# What you should do
Pick up the forum thread about Futuremark's Peacekeeper browser benchmark after its final line and keep it going.

# Source
+ + + + +

# Futuremark Launches Peacekeeper Web Browser Benchmark



## malware (Mar 12, 2009)

Futuremark Corporation today unveiled Peacekeeper, a free online benchmarking tool for measuring and comparing the performance of common internet browsers. Competition between browsers has never been as hotly contested, nor have internet users had as many choices as they do now. The big five: Internet Explorer, Firefox, Safari, Chrome and Opera, see regular releases of new and innovative features and each camp's fans keep many a forum and blog busy. So far, words have been the only shots fired in the long-running browser wars. Now, with Peacekeeper web users finally have an easy to use, impartial tool for measuring and comparing the performance of different web browsers. Peacekeeper is a new online benchmark from Futuremark that realistically simulates the load placed on the browser by common JavaScript functions as used by popular, modern websites. For users who prioritize speed and performance, Peacekeeper helps answer the question of which browser is best for them.


Jukka Mäkinen, Head of PC Products and Services at Futuremark, said, "People have more choice now in how they experience the internet than ever before. But they may not realize that performance between browsers can vary dramatically, especially on lower-end PCs. With Peacekeeper, it's simple to compare different browsers and see which one offers the best performance on your PC."

Many websites, such as social networks, video sharing communities and webmail services, place a heavy load on the web browser. For people who use these sites a lot, changing browsers to one that performs faster can make visiting those sites more fun, with less waiting for pages to load and display correctly. Peacekeeper makes that choice easier than ever.

Web users can run Peacekeeper now by visiting http://www.futuremark.com/peacekeeper

*View at TechPowerUp Main Site*


----------



## DrPepper (Mar 12, 2009)

I actually misread that the first time around and thought futuremark released a web browser


----------



## renozi (Mar 12, 2009)

man, is safari that fast??


----------



## DanishDevil (Mar 12, 2009)

I benched Firefox, and it crashed.  I guess I've gotta up the vWeb voltage...


----------



## DrPepper (Mar 12, 2009)

DanishDevil said:


> I benched Firefox, and it crashed.  I guess I've gotta up the vWeb voltage...



Might need Water cooling if your going to up the volts


----------



## shiny_red_cobra (Mar 12, 2009)

Works fine for me...

Firefox (v3.0.7) Scored:
427 Points
CPU: Intel Core 2 Duo Processor T7700 (2.4 GHz)

+ + + + +

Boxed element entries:
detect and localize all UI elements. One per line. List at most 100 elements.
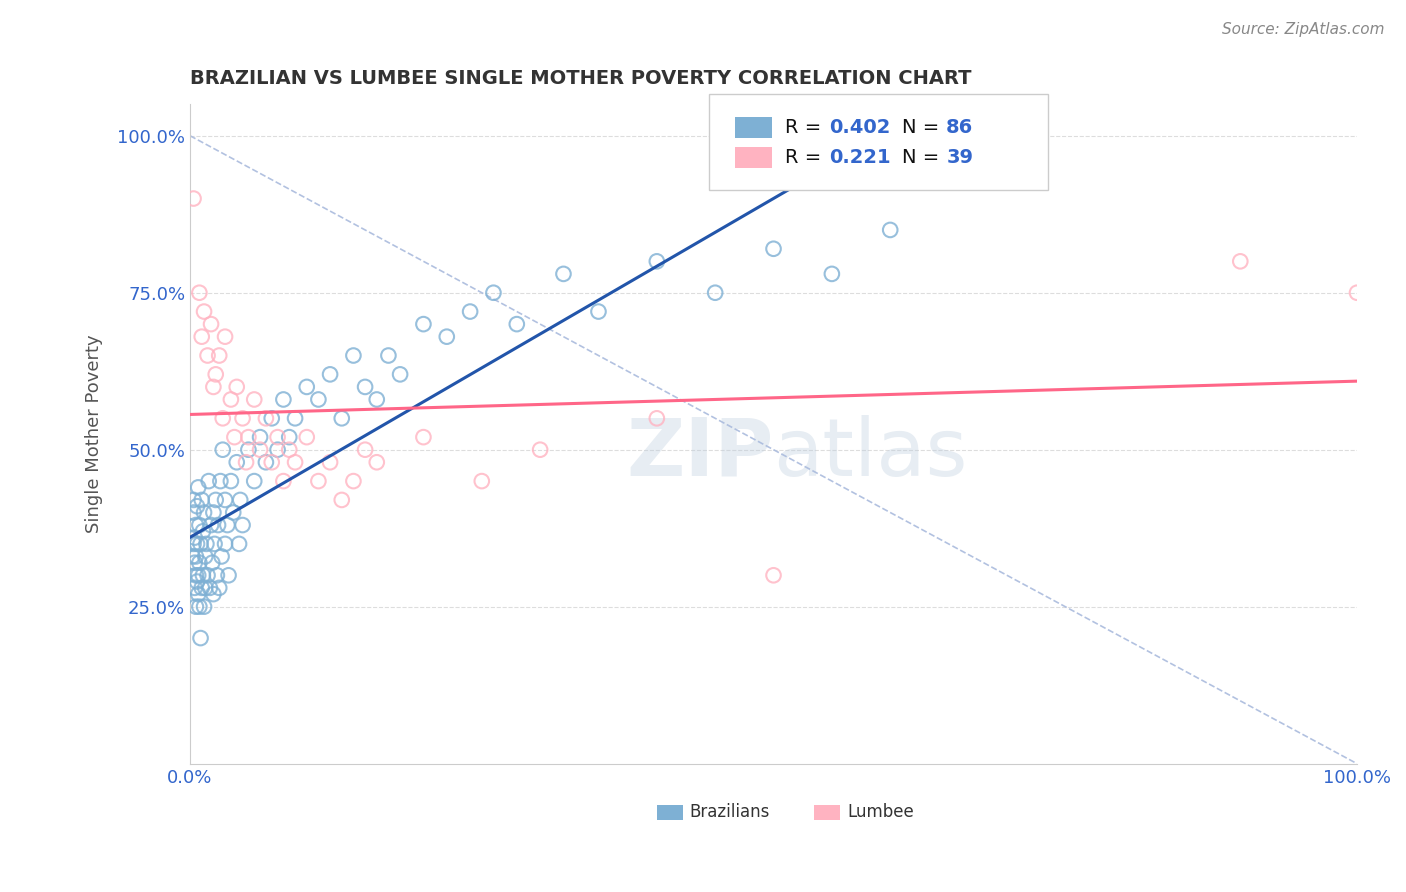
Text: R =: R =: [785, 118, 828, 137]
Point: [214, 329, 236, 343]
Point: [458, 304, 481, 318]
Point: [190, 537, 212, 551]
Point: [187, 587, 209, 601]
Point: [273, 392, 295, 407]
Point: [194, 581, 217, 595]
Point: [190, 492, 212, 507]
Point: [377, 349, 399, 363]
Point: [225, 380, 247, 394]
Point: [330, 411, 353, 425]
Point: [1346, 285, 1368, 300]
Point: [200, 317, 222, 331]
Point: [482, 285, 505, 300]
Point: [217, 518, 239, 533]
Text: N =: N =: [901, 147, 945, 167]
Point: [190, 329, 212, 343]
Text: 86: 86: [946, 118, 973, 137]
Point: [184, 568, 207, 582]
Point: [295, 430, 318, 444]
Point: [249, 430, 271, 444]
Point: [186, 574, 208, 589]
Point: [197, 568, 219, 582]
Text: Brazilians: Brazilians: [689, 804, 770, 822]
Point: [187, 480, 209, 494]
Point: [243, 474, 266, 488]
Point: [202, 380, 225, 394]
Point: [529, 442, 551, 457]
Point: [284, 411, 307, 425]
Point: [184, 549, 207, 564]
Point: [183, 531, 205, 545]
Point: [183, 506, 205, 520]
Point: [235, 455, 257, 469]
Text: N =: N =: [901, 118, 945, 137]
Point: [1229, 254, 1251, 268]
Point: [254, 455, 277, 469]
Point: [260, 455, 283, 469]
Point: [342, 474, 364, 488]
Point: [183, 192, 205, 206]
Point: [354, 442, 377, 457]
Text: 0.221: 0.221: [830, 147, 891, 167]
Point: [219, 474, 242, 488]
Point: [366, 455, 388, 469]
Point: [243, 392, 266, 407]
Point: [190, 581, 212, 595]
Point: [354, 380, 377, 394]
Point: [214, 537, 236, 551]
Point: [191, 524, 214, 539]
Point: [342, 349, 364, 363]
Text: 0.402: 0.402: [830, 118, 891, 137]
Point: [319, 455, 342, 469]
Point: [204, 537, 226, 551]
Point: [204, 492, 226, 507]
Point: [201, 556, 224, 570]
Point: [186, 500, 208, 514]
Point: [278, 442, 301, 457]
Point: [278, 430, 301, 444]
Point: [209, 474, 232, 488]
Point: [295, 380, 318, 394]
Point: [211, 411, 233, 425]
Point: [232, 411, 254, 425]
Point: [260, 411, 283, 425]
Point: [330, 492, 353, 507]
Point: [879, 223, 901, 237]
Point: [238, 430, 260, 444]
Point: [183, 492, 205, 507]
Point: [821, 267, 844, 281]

+ + + + +

# Response below
GPU: NVIDIA Quadro FX Series


----------



## DaveK (Mar 12, 2009)

I got 408 points with Firefox v3.1b2


----------



## Cold Storm (Mar 12, 2009)

536 

I can't believe Safari had the highest at 2264...


----------



## leonard_222003 (Mar 12, 2009)

From the people that are known to favore the one who gives more money comes a new benchmark that is impartial  , futuremark is becoming a joke and i'll be glad if they ever go bankrupt.


----------



## InnocentCriminal (Mar 12, 2009)

I got 609 with FF 3.0.7.


----------



## erocker (Mar 12, 2009)

leonard_222003 said:


> From the people that are known to favore the one who gives more money comes a new benchmark that is impartial  , futuremark is becoming a joke and i'll be glad if they ever go bankrupt.



Who cares?!  It's a free gimmiky benchmark.  Why so serious?


----------



## mlee49 (Mar 12, 2009)

Wow I'm a bench whore.  I had to run it on my work computer and results are crap.  300 pts for Firefox with 3/tabs open.  150pts for IE7 w/3 tabs open.


----------



## mdm-adph (Mar 12, 2009)

renozi said:


> man, is safari that fast??



The new version 4 is.  However, it's very beta and not exactly ready for widespread use yet. 

This is actually a really cool test -- I'd love to see some of the work that went into making it.



leonard_222003 said:


> From the people that are known to favore the one who gives more money comes a new benchmark that is impartial  , futuremark is becoming a joke and i'll be glad if they ever go bankrupt.



I really don't think there's much connection between Futuremark and Apple, considering that in most people's minds (not just enthusiasts) Apple != Gaming.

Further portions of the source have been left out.